_EXERCISE PROMPT_:
Find the word "здравоохранения" in the records below. List each line containing it.

_PROVIDED RECORDS_:
________

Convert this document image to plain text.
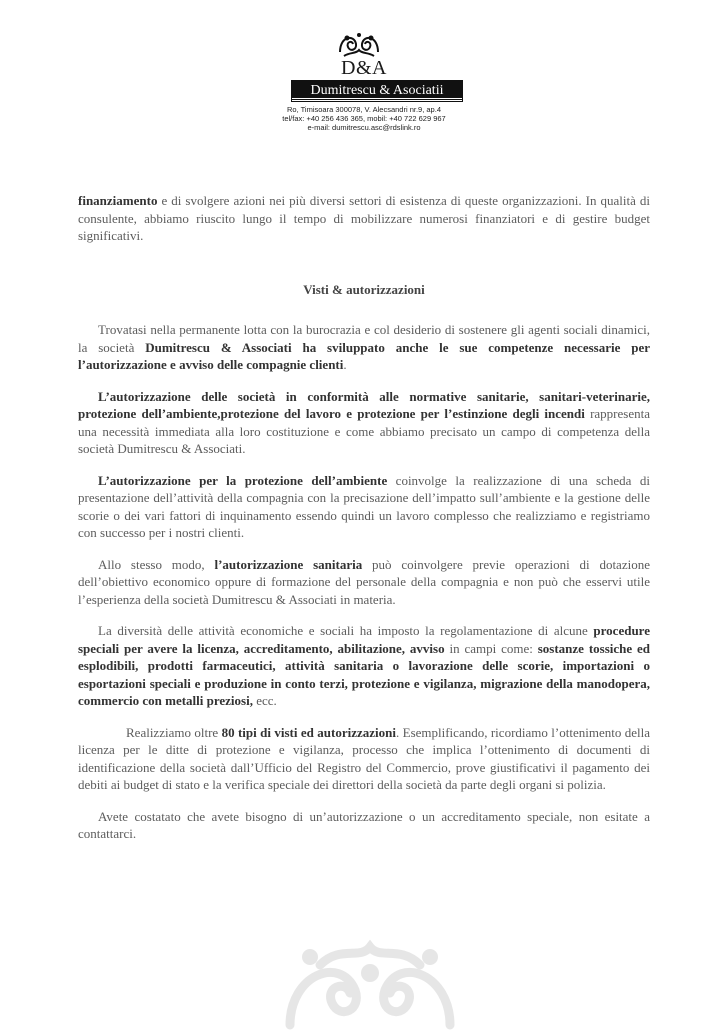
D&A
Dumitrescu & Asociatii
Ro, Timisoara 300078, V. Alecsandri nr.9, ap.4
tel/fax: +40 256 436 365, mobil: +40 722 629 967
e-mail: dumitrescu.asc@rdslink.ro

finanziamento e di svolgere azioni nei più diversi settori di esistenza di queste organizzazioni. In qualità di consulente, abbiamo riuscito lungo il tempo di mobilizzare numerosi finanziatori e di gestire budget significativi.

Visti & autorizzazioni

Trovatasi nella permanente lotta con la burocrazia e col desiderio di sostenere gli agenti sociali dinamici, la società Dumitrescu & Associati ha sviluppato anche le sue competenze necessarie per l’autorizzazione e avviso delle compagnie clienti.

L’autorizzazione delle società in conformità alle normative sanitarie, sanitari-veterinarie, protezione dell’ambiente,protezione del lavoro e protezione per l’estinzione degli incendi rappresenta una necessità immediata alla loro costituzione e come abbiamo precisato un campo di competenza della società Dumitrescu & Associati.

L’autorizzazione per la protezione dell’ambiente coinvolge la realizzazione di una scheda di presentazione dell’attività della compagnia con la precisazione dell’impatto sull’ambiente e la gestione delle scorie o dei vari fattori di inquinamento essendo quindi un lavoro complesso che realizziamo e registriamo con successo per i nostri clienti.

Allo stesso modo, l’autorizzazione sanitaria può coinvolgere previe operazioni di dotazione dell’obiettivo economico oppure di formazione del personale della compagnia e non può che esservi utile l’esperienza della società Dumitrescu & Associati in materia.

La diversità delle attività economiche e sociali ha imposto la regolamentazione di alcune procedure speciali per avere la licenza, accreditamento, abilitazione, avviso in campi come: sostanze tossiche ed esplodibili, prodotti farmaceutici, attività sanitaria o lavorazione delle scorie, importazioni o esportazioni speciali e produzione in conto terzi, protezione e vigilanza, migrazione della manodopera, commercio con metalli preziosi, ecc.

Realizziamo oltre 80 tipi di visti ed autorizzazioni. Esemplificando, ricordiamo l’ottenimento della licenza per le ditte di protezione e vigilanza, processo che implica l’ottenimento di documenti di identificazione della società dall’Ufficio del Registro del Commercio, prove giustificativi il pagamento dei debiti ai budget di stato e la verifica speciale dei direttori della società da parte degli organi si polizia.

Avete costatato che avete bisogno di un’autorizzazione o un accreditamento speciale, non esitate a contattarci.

________

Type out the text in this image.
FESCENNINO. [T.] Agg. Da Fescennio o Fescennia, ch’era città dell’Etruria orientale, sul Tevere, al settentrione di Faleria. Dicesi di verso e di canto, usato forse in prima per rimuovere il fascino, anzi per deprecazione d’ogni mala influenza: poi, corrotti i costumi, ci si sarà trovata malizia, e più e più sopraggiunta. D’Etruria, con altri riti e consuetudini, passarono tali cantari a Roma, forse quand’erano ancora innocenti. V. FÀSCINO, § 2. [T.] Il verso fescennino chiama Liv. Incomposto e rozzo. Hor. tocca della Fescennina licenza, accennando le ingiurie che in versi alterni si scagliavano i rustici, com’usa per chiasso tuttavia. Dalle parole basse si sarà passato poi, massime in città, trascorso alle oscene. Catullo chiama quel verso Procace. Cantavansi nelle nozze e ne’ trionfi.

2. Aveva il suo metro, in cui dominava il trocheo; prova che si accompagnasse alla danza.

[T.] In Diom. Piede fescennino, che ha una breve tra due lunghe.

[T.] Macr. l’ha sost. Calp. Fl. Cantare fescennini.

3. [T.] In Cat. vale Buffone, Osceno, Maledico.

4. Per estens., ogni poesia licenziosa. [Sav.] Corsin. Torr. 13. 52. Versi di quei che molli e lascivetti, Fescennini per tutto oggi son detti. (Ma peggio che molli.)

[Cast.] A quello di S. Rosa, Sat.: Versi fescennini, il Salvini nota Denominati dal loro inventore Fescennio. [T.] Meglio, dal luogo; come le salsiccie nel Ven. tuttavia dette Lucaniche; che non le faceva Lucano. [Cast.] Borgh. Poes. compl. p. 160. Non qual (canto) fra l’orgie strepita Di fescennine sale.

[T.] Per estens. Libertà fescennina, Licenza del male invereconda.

________

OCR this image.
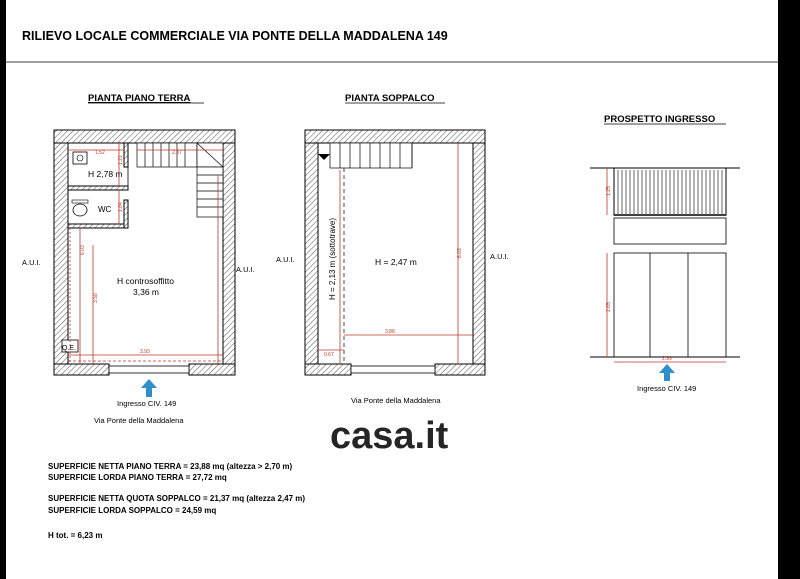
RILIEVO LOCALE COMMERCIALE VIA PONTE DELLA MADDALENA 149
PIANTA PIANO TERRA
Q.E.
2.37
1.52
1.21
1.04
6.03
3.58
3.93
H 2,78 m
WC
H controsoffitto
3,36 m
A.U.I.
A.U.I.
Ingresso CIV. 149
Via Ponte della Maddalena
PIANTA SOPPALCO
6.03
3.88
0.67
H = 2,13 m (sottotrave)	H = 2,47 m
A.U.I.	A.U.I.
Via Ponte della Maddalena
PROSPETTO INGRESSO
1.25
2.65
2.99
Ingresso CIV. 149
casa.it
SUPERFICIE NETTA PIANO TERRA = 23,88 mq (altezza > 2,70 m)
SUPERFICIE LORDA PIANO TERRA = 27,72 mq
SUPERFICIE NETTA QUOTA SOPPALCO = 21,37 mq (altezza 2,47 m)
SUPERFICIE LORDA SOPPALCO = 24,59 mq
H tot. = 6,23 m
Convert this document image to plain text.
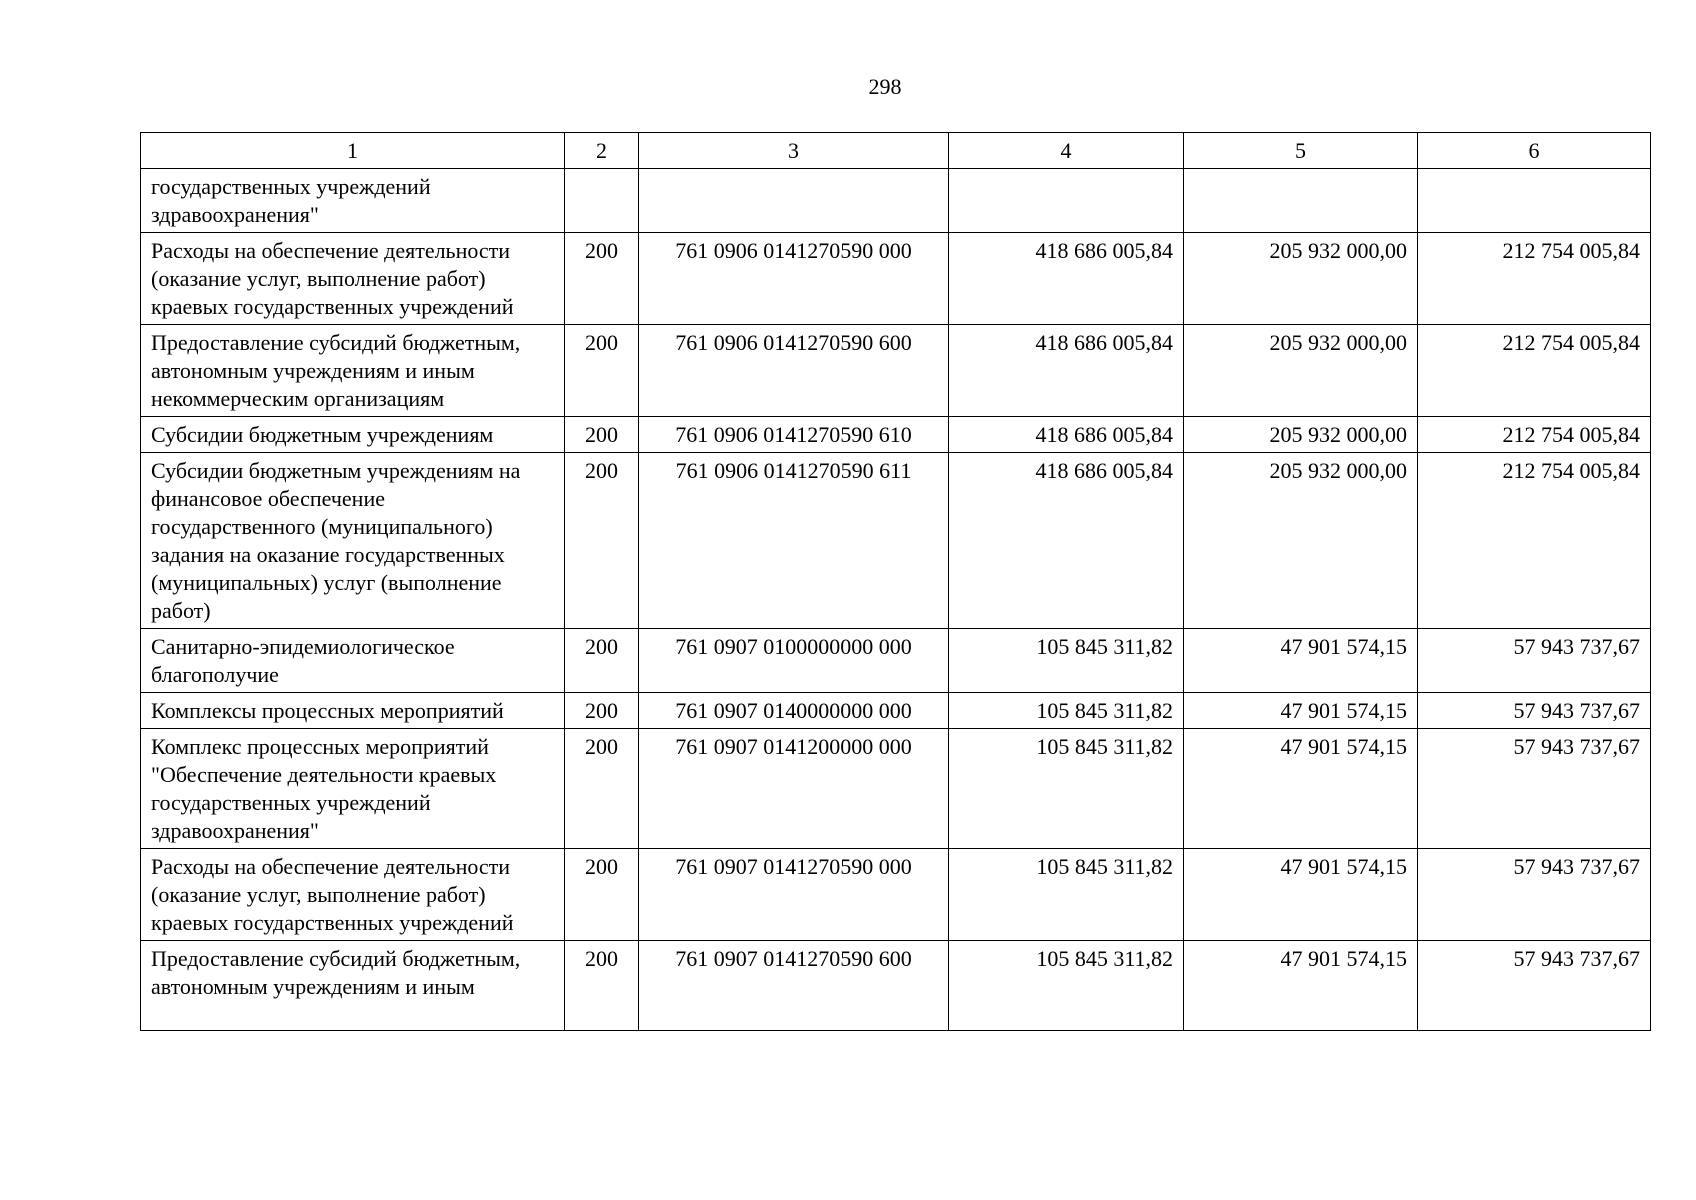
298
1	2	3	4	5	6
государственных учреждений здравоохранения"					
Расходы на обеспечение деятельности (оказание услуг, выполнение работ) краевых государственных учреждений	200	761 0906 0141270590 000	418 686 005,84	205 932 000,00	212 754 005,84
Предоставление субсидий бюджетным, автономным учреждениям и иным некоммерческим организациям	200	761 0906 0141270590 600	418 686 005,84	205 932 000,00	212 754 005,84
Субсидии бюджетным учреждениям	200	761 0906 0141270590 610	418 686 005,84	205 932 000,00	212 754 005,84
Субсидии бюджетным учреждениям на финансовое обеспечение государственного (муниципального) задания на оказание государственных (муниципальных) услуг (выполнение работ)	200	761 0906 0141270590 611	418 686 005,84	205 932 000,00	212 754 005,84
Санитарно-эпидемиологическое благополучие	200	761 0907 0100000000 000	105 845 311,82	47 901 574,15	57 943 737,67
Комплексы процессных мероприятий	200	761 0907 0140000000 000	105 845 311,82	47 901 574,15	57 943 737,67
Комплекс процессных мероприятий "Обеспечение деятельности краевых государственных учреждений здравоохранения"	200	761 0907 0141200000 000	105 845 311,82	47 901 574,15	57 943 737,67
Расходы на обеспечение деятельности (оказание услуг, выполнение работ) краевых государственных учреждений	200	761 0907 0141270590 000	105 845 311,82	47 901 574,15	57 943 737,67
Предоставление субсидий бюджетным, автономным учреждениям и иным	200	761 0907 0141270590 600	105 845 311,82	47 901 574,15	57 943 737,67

________

_SOLUTION FOR THIS TASK_:
государственных учреждений здравоохранения"					
Комплекс процессных мероприятий "Обеспечение деятельности краевых государственных учреждений здравоохранения"	200	761 0907 0141200000 000	105 845 311,82	47 901 574,15	57 943 737,67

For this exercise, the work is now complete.